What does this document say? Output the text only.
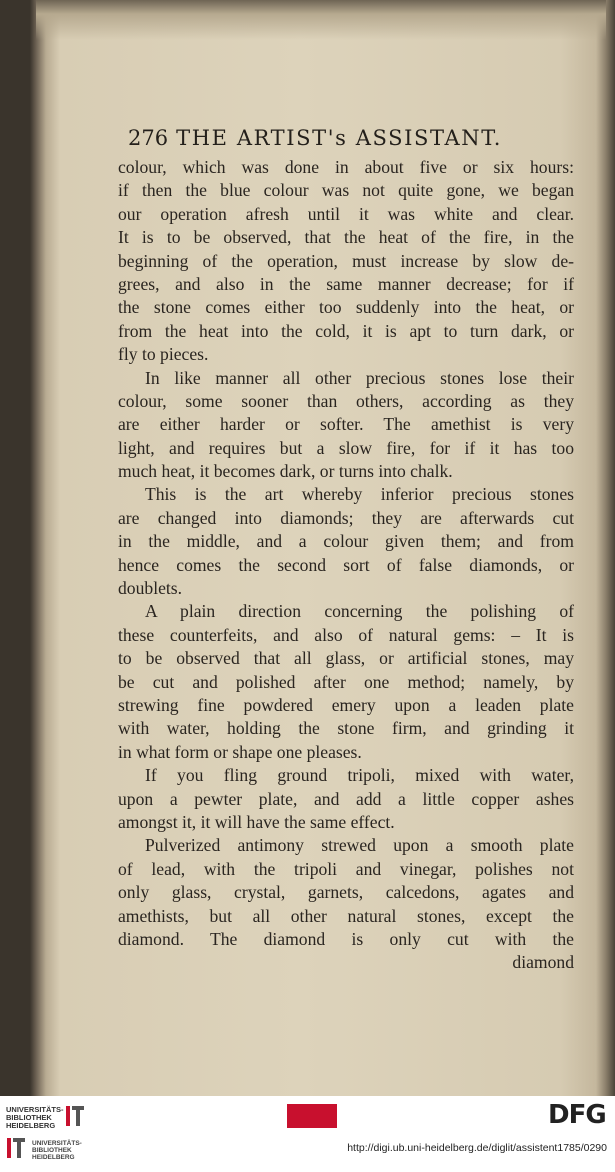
276 THE ARTIST's ASSISTANT.
colour, which was done in about five or six hours:
if then the blue colour was not quite gone, we began
our operation afresh until it was white and clear.
It is to be observed, that the heat of the fire, in the
beginning of the operation, must increase by slow de-
grees, and also in the same manner decrease; for if
the stone comes either too suddenly into the heat, or
from the heat into the cold, it is apt to turn dark, or
fly to pieces.
In like manner all other precious stones lose their
colour, some sooner than others, according as they
are either harder or softer. The amethist is very
light, and requires but a slow fire, for if it has too
much heat, it becomes dark, or turns into chalk.
This is the art whereby inferior precious stones
are changed into diamonds; they are afterwards cut
in the middle, and a colour given them; and from
hence comes the second sort of false diamonds, or
doublets.
A plain direction concerning the polishing of
these counterfeits, and also of natural gems: – It is
to be observed that all glass, or artificial stones, may
be cut and polished after one method; namely, by
strewing fine powdered emery upon a leaden plate
with water, holding the stone firm, and grinding it
in what form or shape one pleases.
If you fling ground tripoli, mixed with water,
upon a pewter plate, and add a little copper ashes
amongst it, it will have the same effect.
Pulverized antimony strewed upon a smooth plate
of lead, with the tripoli and vinegar, polishes not
only glass, crystal, garnets, calcedons, agates and
amethists, but all other natural stones, except the
diamond. The diamond is only cut with the
diamond
UNIVERSITÄTS-
BIBLIOTHEK
HEIDELBERG
UNIVERSITÄTS-
BIBLIOTHEK
HEIDELBERG
DFG
http://digi.ub.uni-heidelberg.de/diglit/assistent1785/0290
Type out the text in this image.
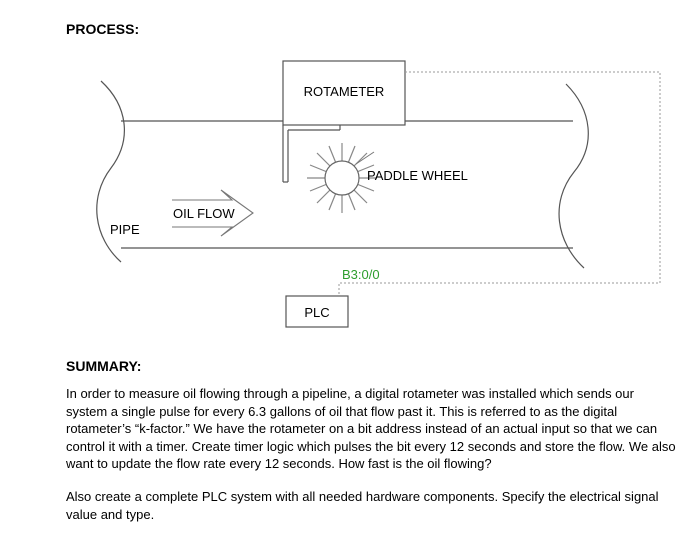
PROCESS:
ROTAMETER
PADDLE WHEEL
OIL FLOW
PIPE
B3:0/0
PLC
SUMMARY:
In order to measure oil flowing through a pipeline, a digital rotameter was installed which sends our system a single pulse for every 6.3 gallons of oil that flow past it. This is referred to as the digital rotameter’s “k-factor.” We have the rotameter on a bit address instead of an actual input so that we can control it with a timer. Create timer logic which pulses the bit every 12 seconds and store the flow. We also want to update the flow rate every 12 seconds. How fast is the oil flowing?
Also create a complete PLC system with all needed hardware components. Specify the electrical signal value and type.
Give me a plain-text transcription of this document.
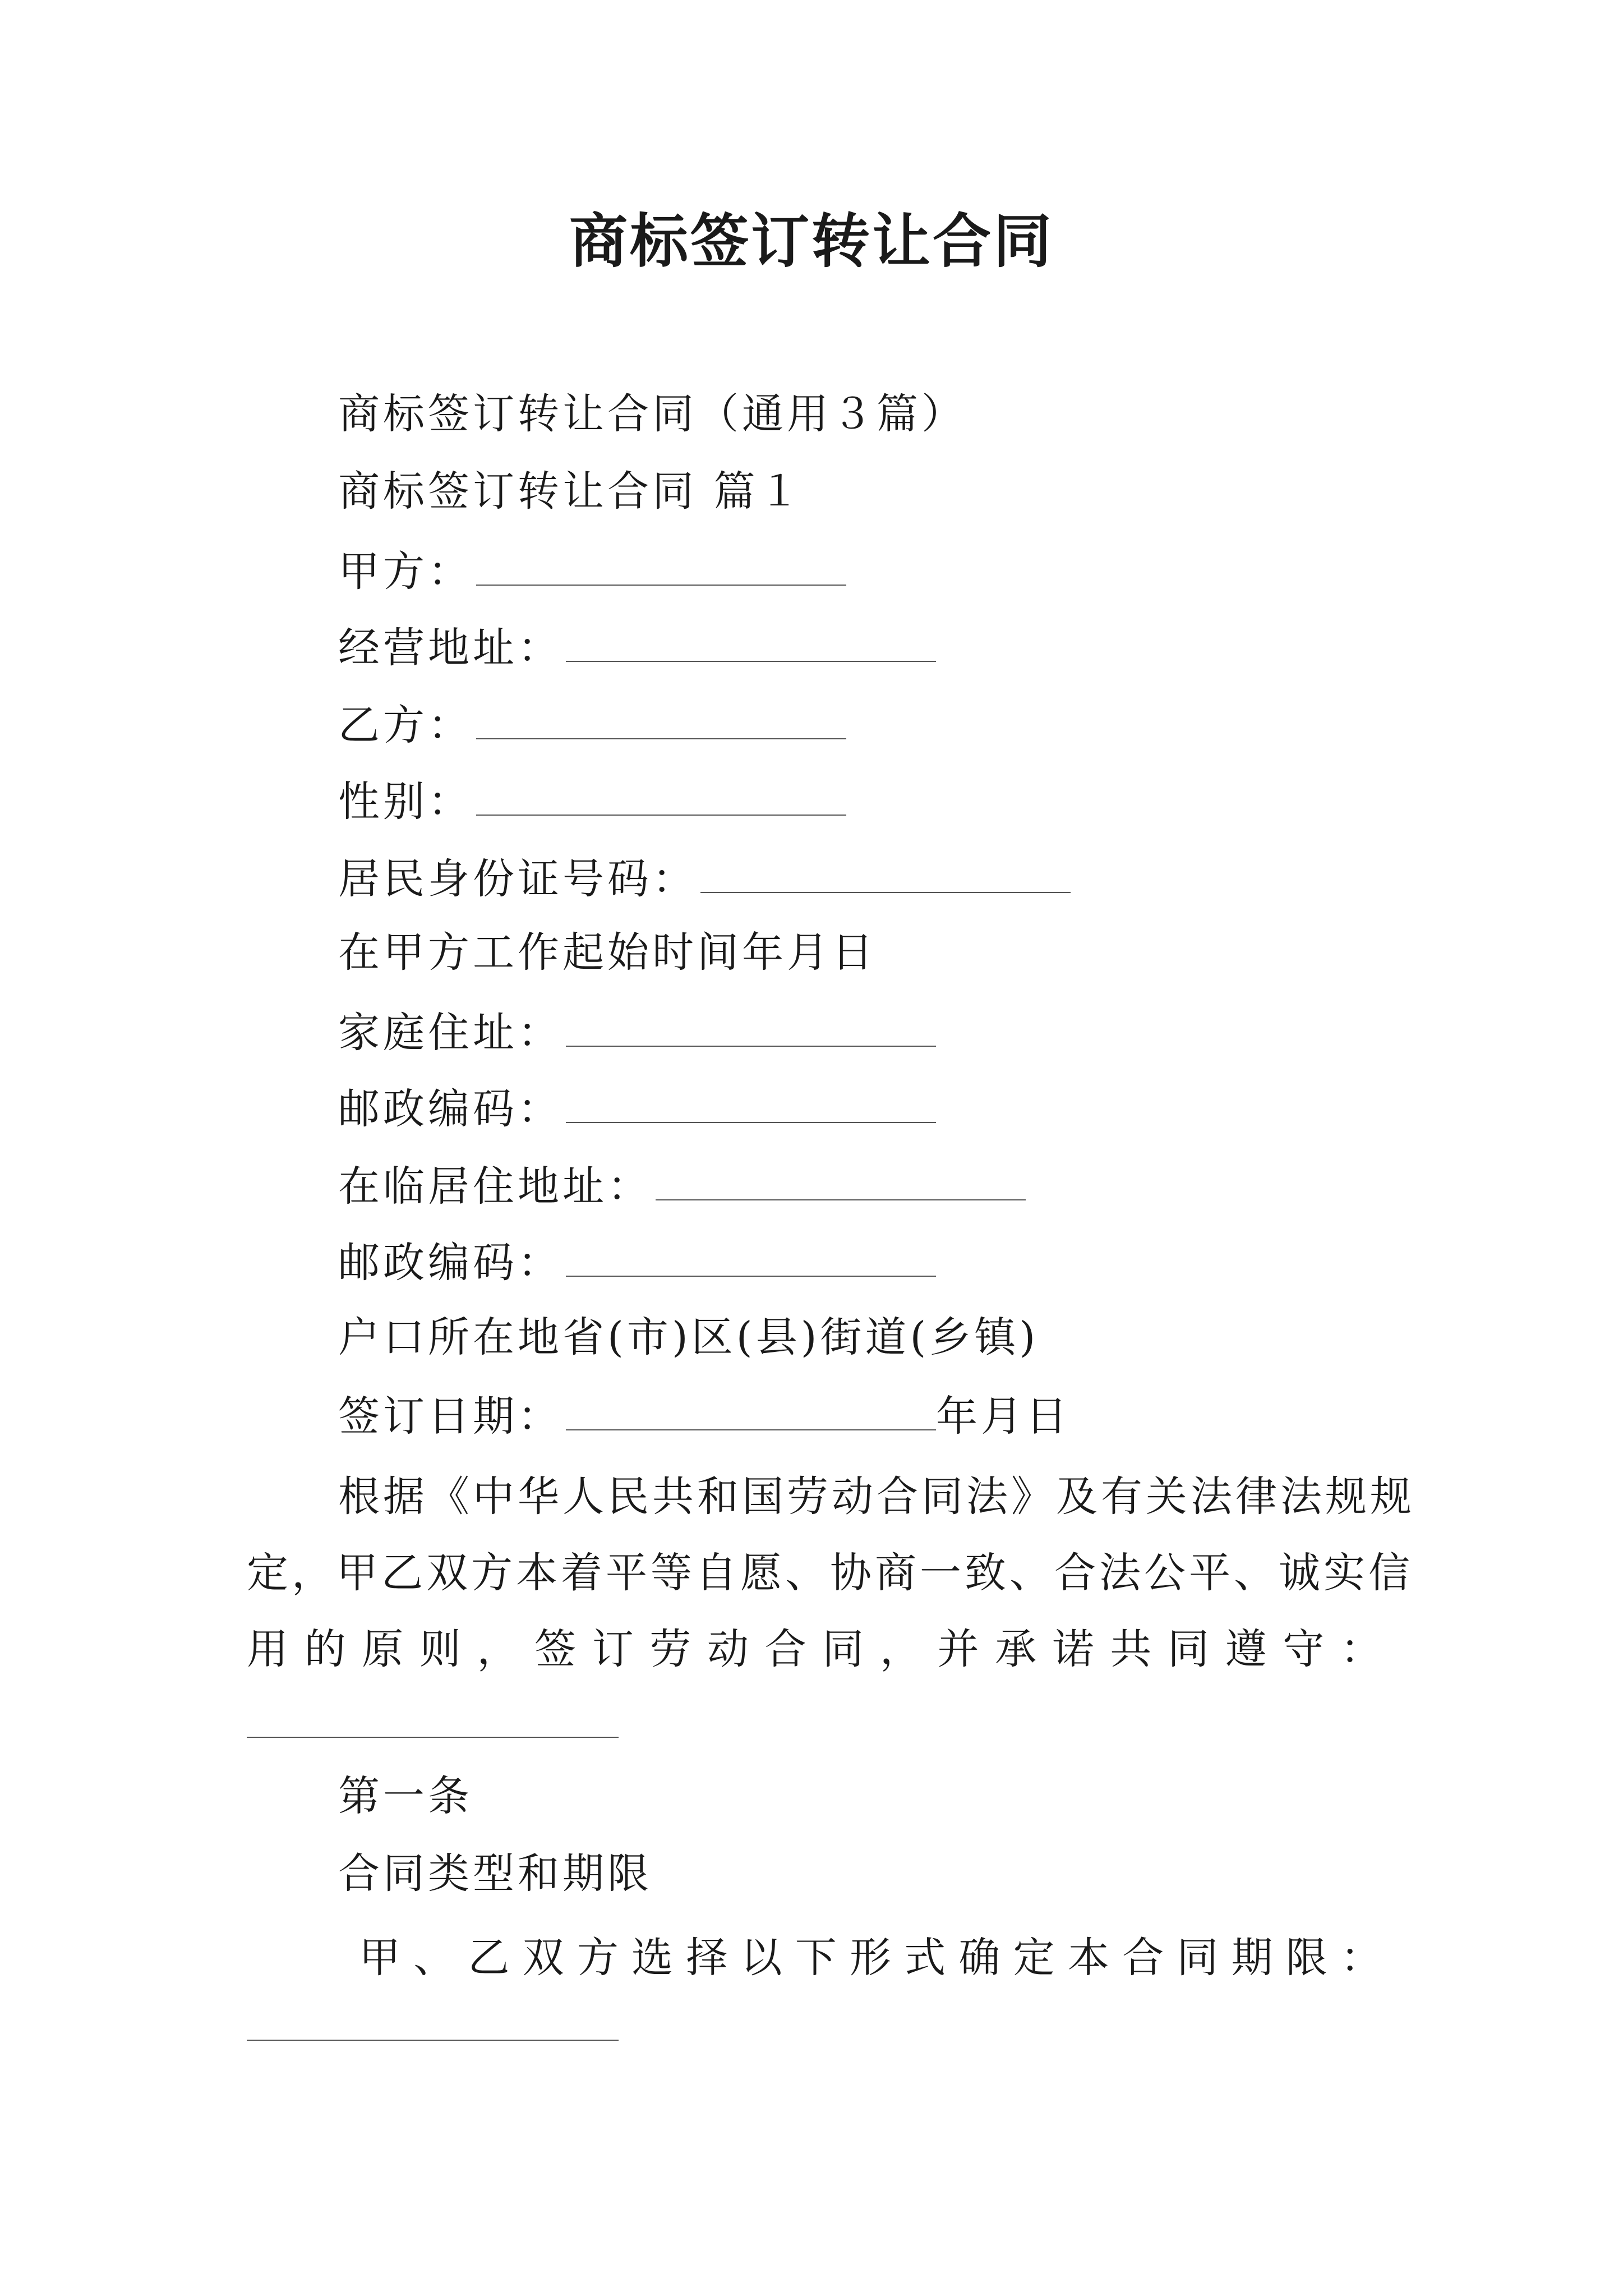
商标签订转让合同
商标签订转让合同（通用３篇）
商标签订转让合同 篇１
甲方：
经营地址：
乙方：
性别：
居民身份证号码：
在甲方工作起始时间年月日
家庭住址：
邮政编码：
在临居住地址：
邮政编码：
户口所在地省(市)区(县)街道(乡镇)
签订日期：	年月日
根据《中华人民共和国劳动合同法》及有关法律法规规
定，甲乙双方本着平等自愿、协商一致、合法公平、诚实信
用 的 原 则 ， 签 订 劳 动 合 同 ， 并 承 诺 共 同 遵 守 ：
第一条
合同类型和期限
甲 、 乙 双 方 选 择 以 下 形 式 确 定 本 合 同 期 限 ：
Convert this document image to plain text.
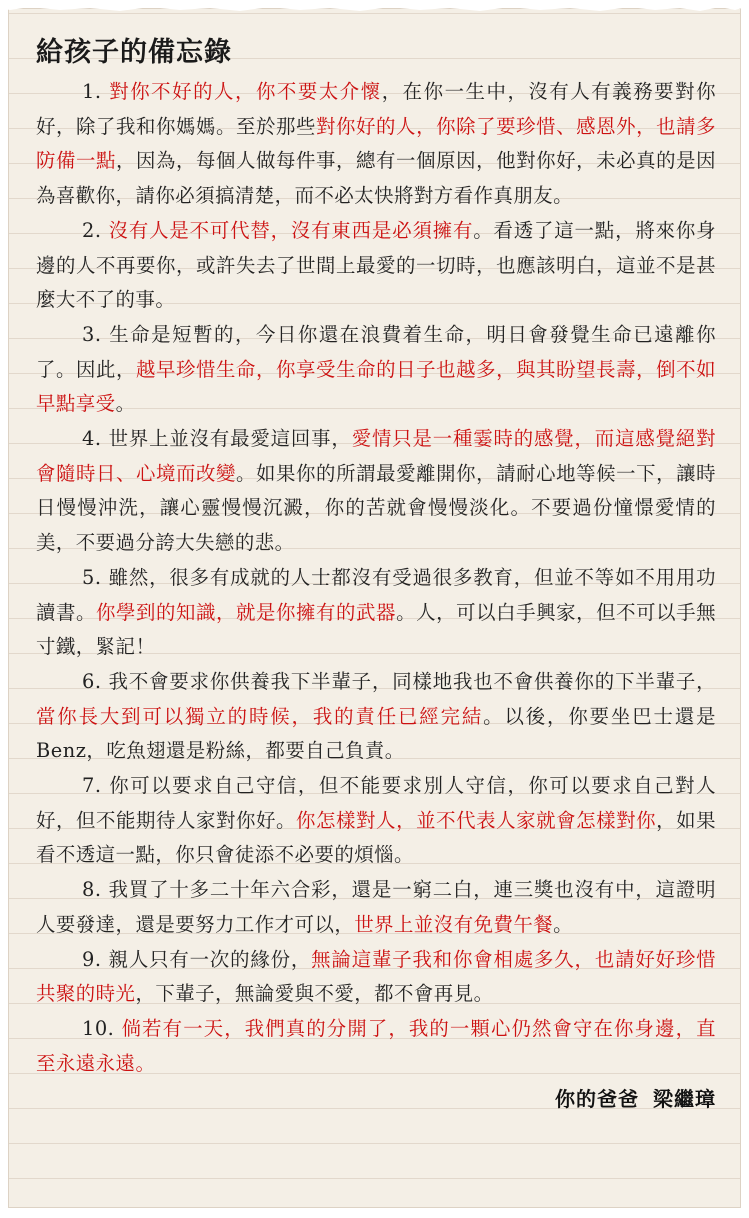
給孩子的備忘錄

1. 對你不好的人，你不要太介懷，在你一生中，沒有人有義務要對你好，除了我和你媽媽。至於那些對你好的人，你除了要珍惜、感恩外，也請多防備一點，因為，每個人做每件事，總有一個原因，他對你好，未必真的是因為喜歡你，請你必須搞清楚，而不必太快將對方看作真朋友。

2. 沒有人是不可代替，沒有東西是必須擁有。看透了這一點，將來你身邊的人不再要你，或許失去了世間上最愛的一切時，也應該明白，這並不是甚麼大不了的事。

3. 生命是短暫的，今日你還在浪費着生命，明日會發覺生命已遠離你了。因此，越早珍惜生命，你享受生命的日子也越多，與其盼望長壽，倒不如早點享受。

4. 世界上並沒有最愛這回事，愛情只是一種霎時的感覺，而這感覺絕對會隨時日、心境而改變。如果你的所謂最愛離開你，請耐心地等候一下，讓時日慢慢沖洗，讓心靈慢慢沉澱，你的苦就會慢慢淡化。不要過份憧憬愛情的美，不要過分誇大失戀的悲。

5. 雖然，很多有成就的人士都沒有受過很多教育，但並不等如不用用功讀書。你學到的知識，就是你擁有的武器。人，可以白手興家，但不可以手無寸鐵，緊記！

6. 我不會要求你供養我下半輩子，同樣地我也不會供養你的下半輩子，當你長大到可以獨立的時候，我的責任已經完結。以後，你要坐巴士還是Benz，吃魚翅還是粉絲，都要自己負責。

7. 你可以要求自己守信，但不能要求別人守信，你可以要求自己對人好，但不能期待人家對你好。你怎樣對人，並不代表人家就會怎樣對你，如果看不透這一點，你只會徒添不必要的煩惱。

8. 我買了十多二十年六合彩，還是一窮二白，連三獎也沒有中，這證明人要發達，還是要努力工作才可以，世界上並沒有免費午餐。

9. 親人只有一次的緣份，無論這輩子我和你會相處多久，也請好好珍惜共聚的時光，下輩子，無論愛與不愛，都不會再見。

10. 倘若有一天，我們真的分開了，我的一顆心仍然會守在你身邊，直至永遠永遠。

你的爸爸 梁繼璋
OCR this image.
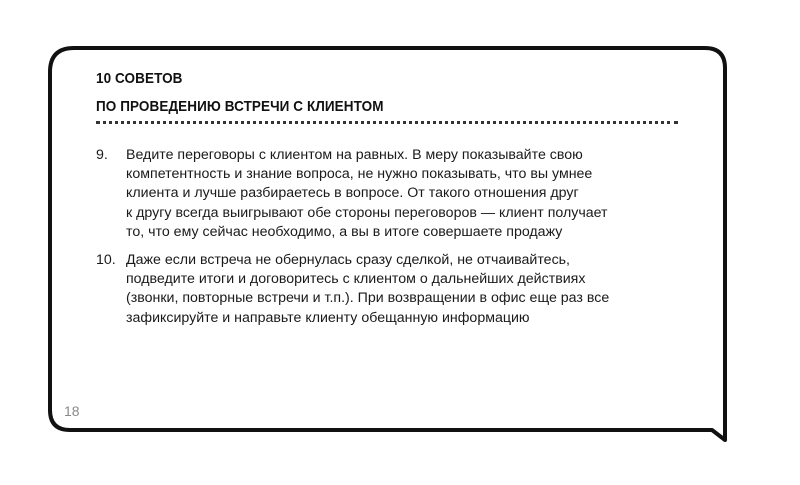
10 СОВЕТОВ
ПО ПРОВЕДЕНИЮ ВСТРЕЧИ С КЛИЕНТОМ
9. Ведите переговоры с клиентом на равных. В меру показывайте свою
компетентность и знание вопроса, не нужно показывать, что вы умнее
клиента и лучше разбираетесь в вопросе. От такого отношения друг
к другу всегда выигрывают обе стороны переговоров — клиент получает
то, что ему сейчас необходимо, а вы в итоге совершаете продажу
10. Даже если встреча не обернулась сразу сделкой, не отчаивайтесь,
подведите итоги и договоритесь с клиентом о дальнейших действиях
(звонки, повторные встречи и т.п.). При возвращении в офис еще раз все
зафиксируйте и направьте клиенту обещанную информацию
18
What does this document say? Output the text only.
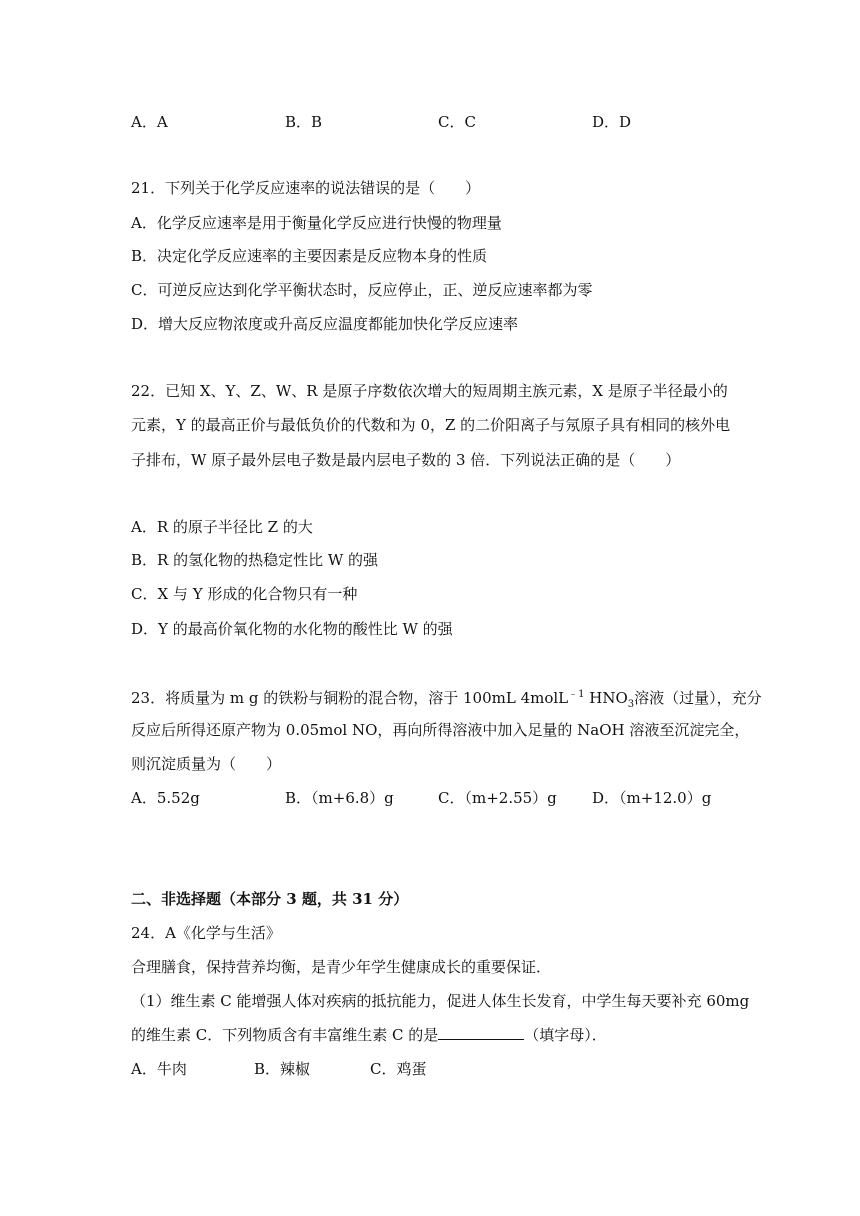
A．A	B．B	C．C	D．D
21．下列关于化学反应速率的说法错误的是（　　）
A．化学反应速率是用于衡量化学反应进行快慢的物理量
B．决定化学反应速率的主要因素是反应物本身的性质
C．可逆反应达到化学平衡状态时，反应停止，正、逆反应速率都为零
D．增大反应物浓度或升高反应温度都能加快化学反应速率
22．已知 X、Y、Z、W、R 是原子序数依次增大的短周期主族元素，X 是原子半径最小的
元素，Y 的最高正价与最低负价的代数和为 0，Z 的二价阳离子与氖原子具有相同的核外电
子排布，W 原子最外层电子数是最内层电子数的 3 倍．下列说法正确的是（　　）
A．R 的原子半径比 Z 的大
B．R 的氢化物的热稳定性比 W 的强
C．X 与 Y 形成的化合物只有一种
D．Y 的最高价氧化物的水化物的酸性比 W 的强
23．将质量为 m g 的铁粉与铜粉的混合物，溶于 100mL 4molL$^{﹣1}$ $HNO_3$溶液（过量），充分
反应后所得还原产物为 0.05mol NO，再向所得溶液中加入足量的 NaOH 溶液至沉淀完全，
则沉淀质量为（　　）
A．5.52g	B．（m+6.8）g	C．（m+2.55）g D．（m+12.0）g
二、非选择题（本部分 3 题，共 31 分）
24．A《化学与生活》
合理膳食，保持营养均衡，是青少年学生健康成长的重要保证．
（1）维生素 C 能增强人体对疾病的抵抗能力，促进人体生长发育，中学生每天要补充 60mg
的维生素 C．下列物质含有丰富维生素 C 的是	（填字母）．
A．牛肉	B．辣椒	C．鸡蛋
■ ■ ■ ■
## GIVEN REQUEST
Gather every line containing the word "from" and copy it.

## ANSWER FOR THIS EXERCISE
from the heat into the cold, it is apt to turn dark, or
in the middle, and a colour given them; and from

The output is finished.